Raw data -
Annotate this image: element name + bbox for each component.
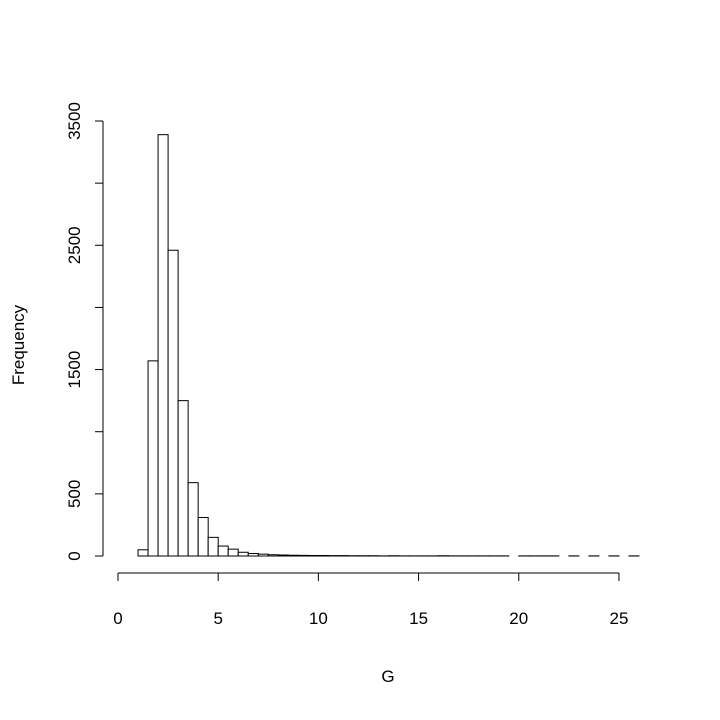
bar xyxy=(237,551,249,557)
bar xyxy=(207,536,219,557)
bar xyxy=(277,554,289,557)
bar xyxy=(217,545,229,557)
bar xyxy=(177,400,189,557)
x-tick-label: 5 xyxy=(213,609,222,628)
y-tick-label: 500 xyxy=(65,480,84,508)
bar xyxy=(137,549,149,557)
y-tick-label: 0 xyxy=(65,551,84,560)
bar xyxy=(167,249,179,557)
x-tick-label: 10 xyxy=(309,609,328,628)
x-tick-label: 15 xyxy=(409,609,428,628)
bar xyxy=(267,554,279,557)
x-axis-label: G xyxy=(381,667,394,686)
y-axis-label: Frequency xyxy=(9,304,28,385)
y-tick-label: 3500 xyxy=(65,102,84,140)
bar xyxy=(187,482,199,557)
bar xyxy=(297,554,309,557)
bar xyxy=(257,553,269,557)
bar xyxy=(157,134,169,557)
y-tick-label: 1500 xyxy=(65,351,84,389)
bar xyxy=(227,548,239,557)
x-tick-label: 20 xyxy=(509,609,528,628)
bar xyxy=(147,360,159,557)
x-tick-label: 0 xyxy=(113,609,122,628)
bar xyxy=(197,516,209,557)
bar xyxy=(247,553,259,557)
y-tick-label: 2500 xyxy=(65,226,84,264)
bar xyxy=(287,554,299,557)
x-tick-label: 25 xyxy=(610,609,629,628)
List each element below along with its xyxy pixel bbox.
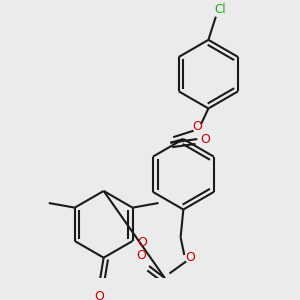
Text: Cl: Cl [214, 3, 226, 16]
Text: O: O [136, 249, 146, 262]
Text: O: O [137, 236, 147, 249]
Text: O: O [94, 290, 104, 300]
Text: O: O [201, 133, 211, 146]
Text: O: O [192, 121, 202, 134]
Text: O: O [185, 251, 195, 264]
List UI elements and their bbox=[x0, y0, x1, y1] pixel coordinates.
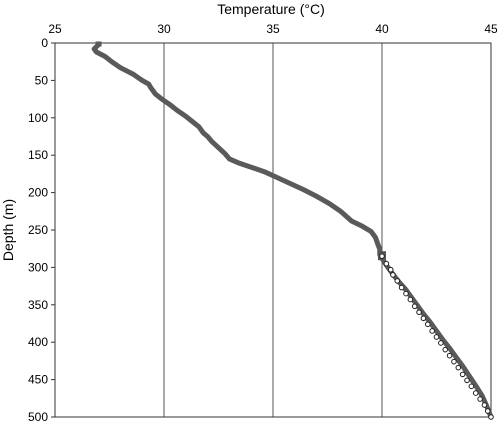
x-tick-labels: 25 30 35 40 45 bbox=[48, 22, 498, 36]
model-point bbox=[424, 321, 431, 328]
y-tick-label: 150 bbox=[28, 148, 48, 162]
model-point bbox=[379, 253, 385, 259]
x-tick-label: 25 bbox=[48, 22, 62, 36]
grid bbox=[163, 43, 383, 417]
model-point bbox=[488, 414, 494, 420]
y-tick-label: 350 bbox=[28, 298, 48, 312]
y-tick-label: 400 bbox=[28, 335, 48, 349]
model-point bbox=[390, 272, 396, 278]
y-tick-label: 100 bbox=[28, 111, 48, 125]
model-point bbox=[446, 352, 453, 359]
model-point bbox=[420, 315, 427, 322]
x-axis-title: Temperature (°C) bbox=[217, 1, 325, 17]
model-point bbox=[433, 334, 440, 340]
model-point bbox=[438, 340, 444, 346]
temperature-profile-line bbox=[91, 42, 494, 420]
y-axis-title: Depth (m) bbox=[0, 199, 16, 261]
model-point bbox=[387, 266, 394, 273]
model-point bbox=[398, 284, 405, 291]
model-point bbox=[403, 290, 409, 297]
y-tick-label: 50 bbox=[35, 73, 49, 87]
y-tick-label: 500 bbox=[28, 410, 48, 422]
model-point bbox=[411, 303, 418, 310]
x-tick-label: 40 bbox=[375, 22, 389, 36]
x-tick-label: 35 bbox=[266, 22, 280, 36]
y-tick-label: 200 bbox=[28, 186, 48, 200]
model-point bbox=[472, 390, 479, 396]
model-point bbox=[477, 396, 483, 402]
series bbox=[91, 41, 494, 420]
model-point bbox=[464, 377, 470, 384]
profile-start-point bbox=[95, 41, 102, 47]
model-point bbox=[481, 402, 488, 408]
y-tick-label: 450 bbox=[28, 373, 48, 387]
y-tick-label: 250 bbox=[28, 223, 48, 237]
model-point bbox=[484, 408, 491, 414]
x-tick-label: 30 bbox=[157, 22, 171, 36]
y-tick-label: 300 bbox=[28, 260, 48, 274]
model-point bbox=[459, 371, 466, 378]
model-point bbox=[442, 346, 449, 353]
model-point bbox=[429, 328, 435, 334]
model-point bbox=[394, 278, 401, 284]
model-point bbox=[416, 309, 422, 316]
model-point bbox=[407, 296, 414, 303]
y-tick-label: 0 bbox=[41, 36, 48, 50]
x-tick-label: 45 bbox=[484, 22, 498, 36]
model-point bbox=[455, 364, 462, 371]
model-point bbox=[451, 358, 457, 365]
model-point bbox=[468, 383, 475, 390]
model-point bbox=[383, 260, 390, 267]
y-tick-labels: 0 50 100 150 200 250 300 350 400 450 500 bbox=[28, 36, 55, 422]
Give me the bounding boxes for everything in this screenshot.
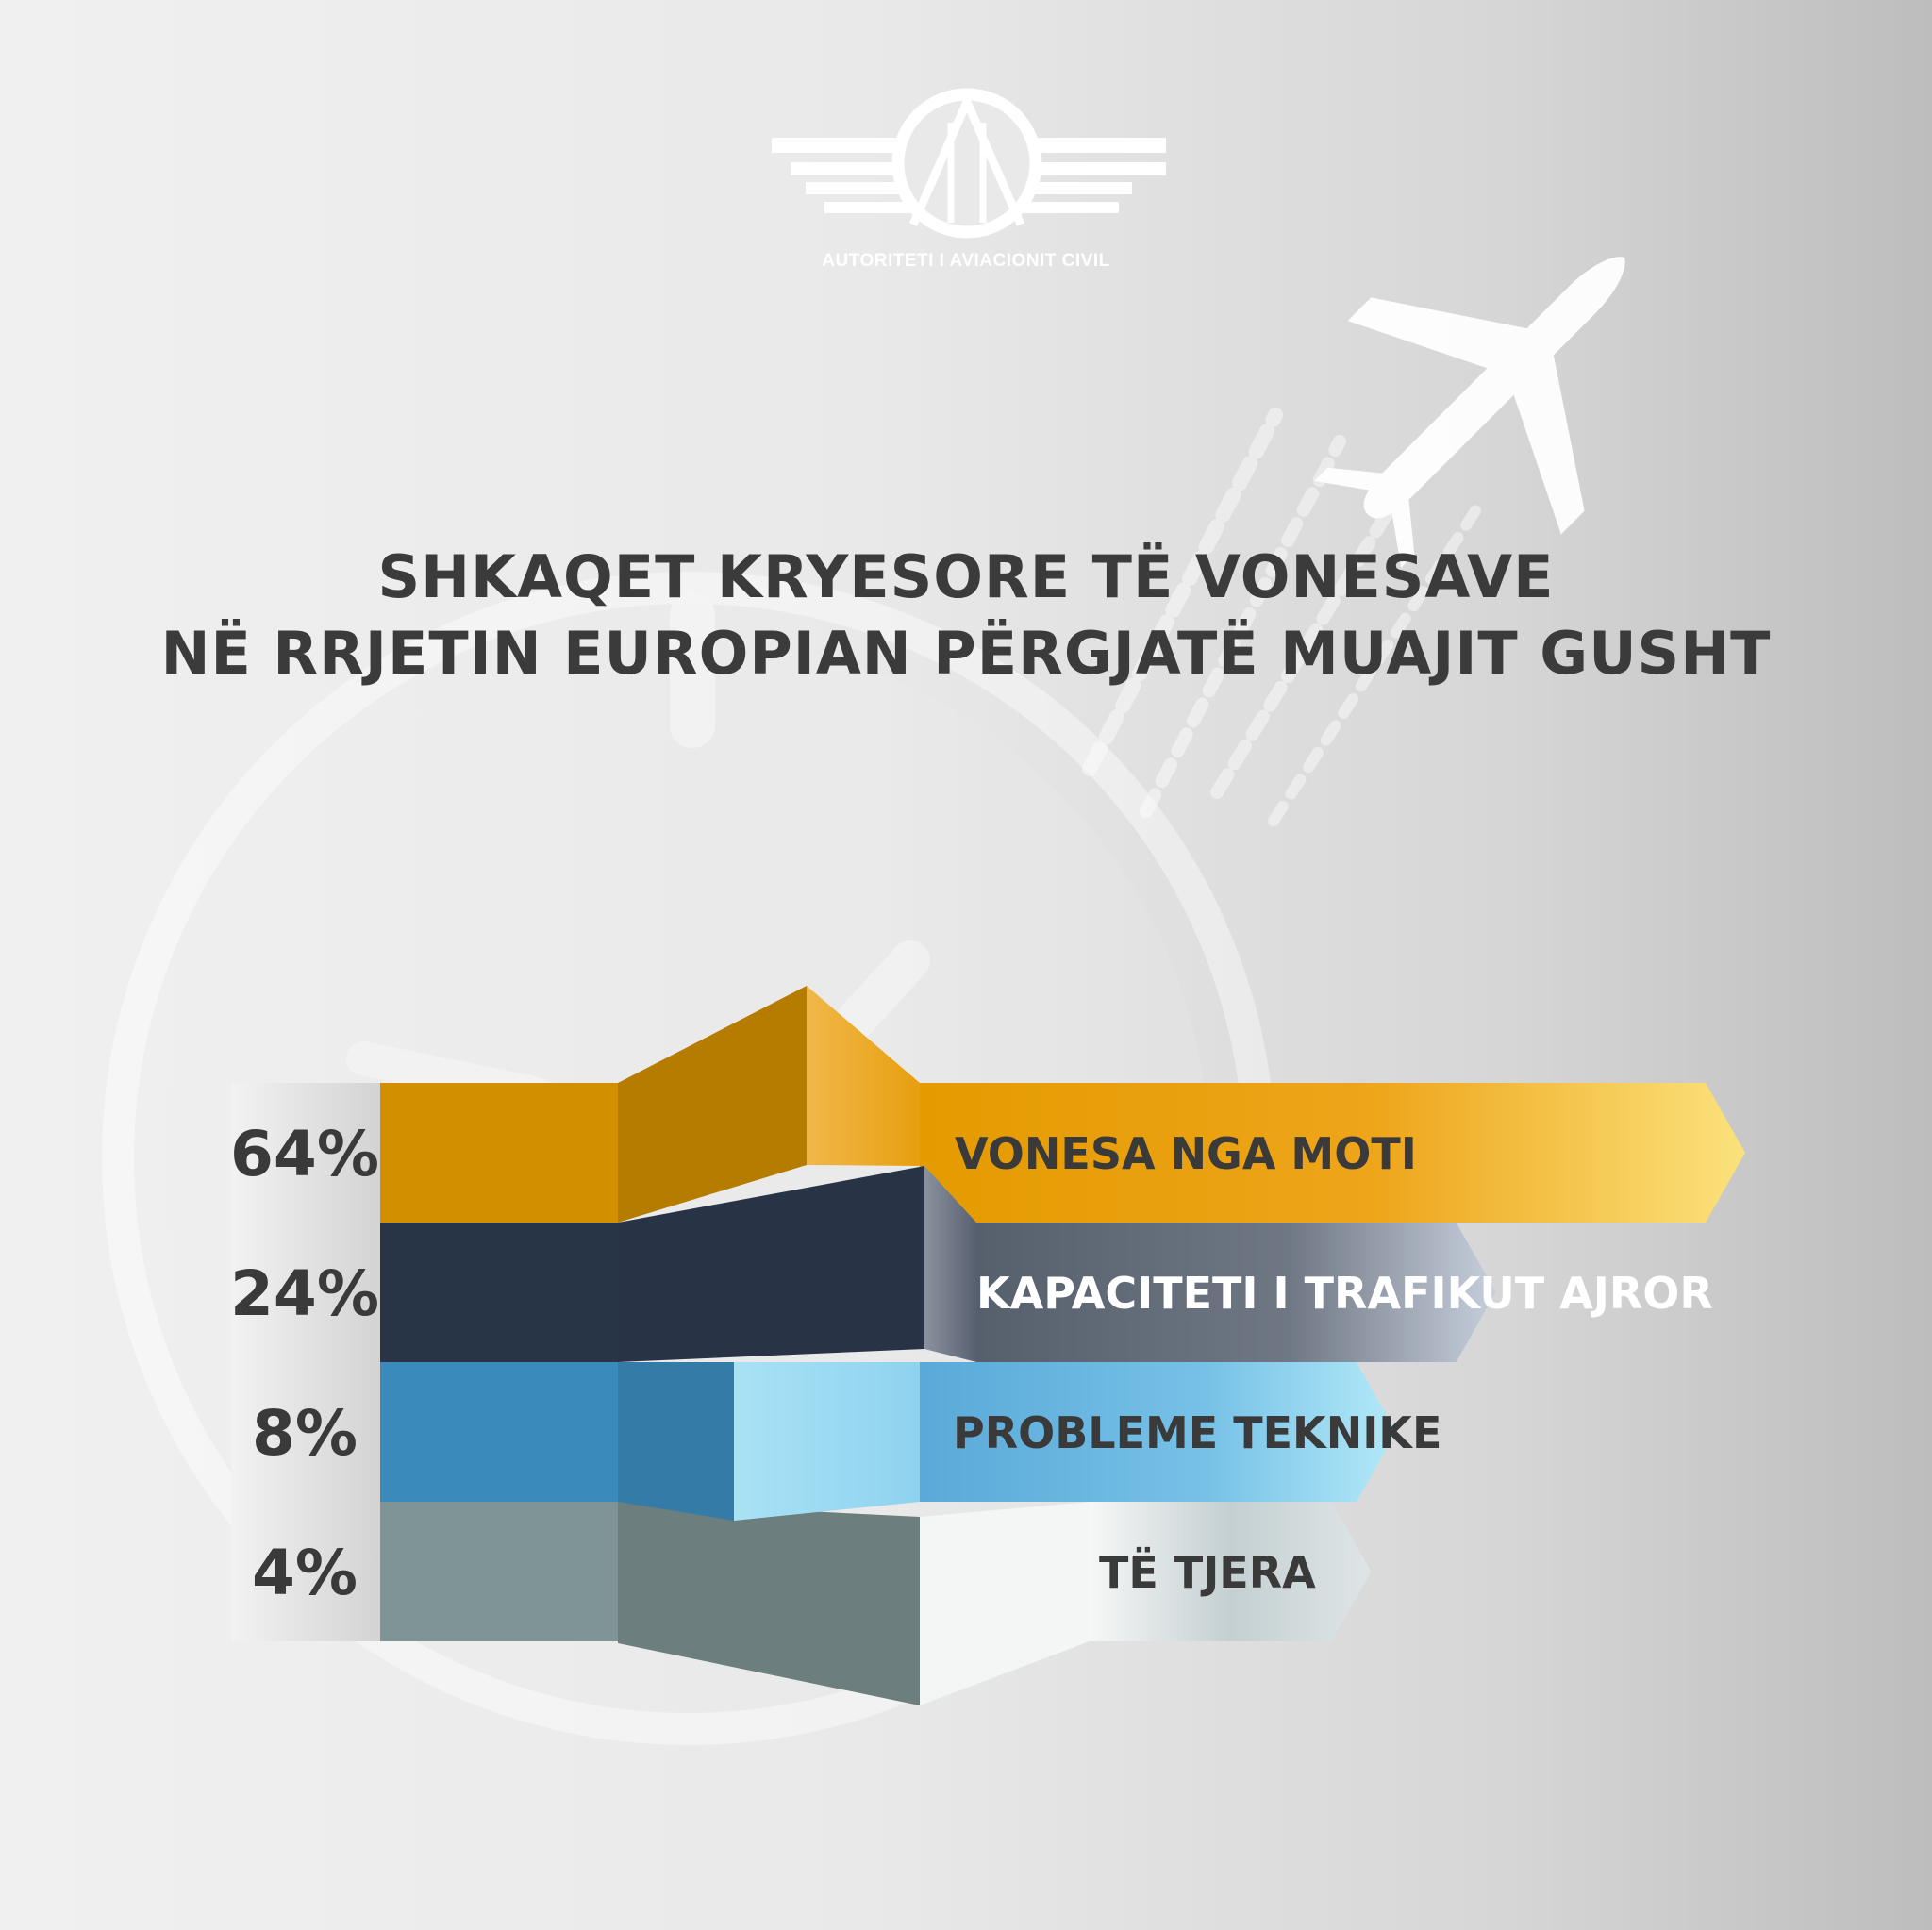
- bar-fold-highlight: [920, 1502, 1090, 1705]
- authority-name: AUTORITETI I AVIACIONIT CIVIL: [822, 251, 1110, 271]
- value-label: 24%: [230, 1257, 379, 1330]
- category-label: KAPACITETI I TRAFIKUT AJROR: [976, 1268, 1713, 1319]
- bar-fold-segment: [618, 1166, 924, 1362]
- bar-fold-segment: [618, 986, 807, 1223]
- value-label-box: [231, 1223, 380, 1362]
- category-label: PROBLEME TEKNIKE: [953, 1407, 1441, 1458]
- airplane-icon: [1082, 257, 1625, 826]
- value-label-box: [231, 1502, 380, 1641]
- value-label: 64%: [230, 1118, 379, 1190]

Aim - Please copy out, exactly as they appear, the lines from the one containing "- bar-fold-highlight: [920, 1502, 1090, 1705]" through the end of the items.

Task output -
- bar-fold-highlight: [920, 1502, 1090, 1705]
- authority-name: AUTORITETI I AVIACIONIT CIVIL: [822, 251, 1110, 271]
- value-label: 24%: [230, 1257, 379, 1330]
- category-label: KAPACITETI I TRAFIKUT AJROR: [976, 1268, 1713, 1319]
- bar-fold-segment: [618, 1166, 924, 1362]
- bar-fold-segment: [618, 986, 807, 1223]
- value-label-box: [231, 1223, 380, 1362]
- category-label: PROBLEME TEKNIKE: [953, 1407, 1441, 1458]
- airplane-icon: [1082, 257, 1625, 826]
- value-label-box: [231, 1502, 380, 1641]
- value-label: 64%: [230, 1118, 379, 1190]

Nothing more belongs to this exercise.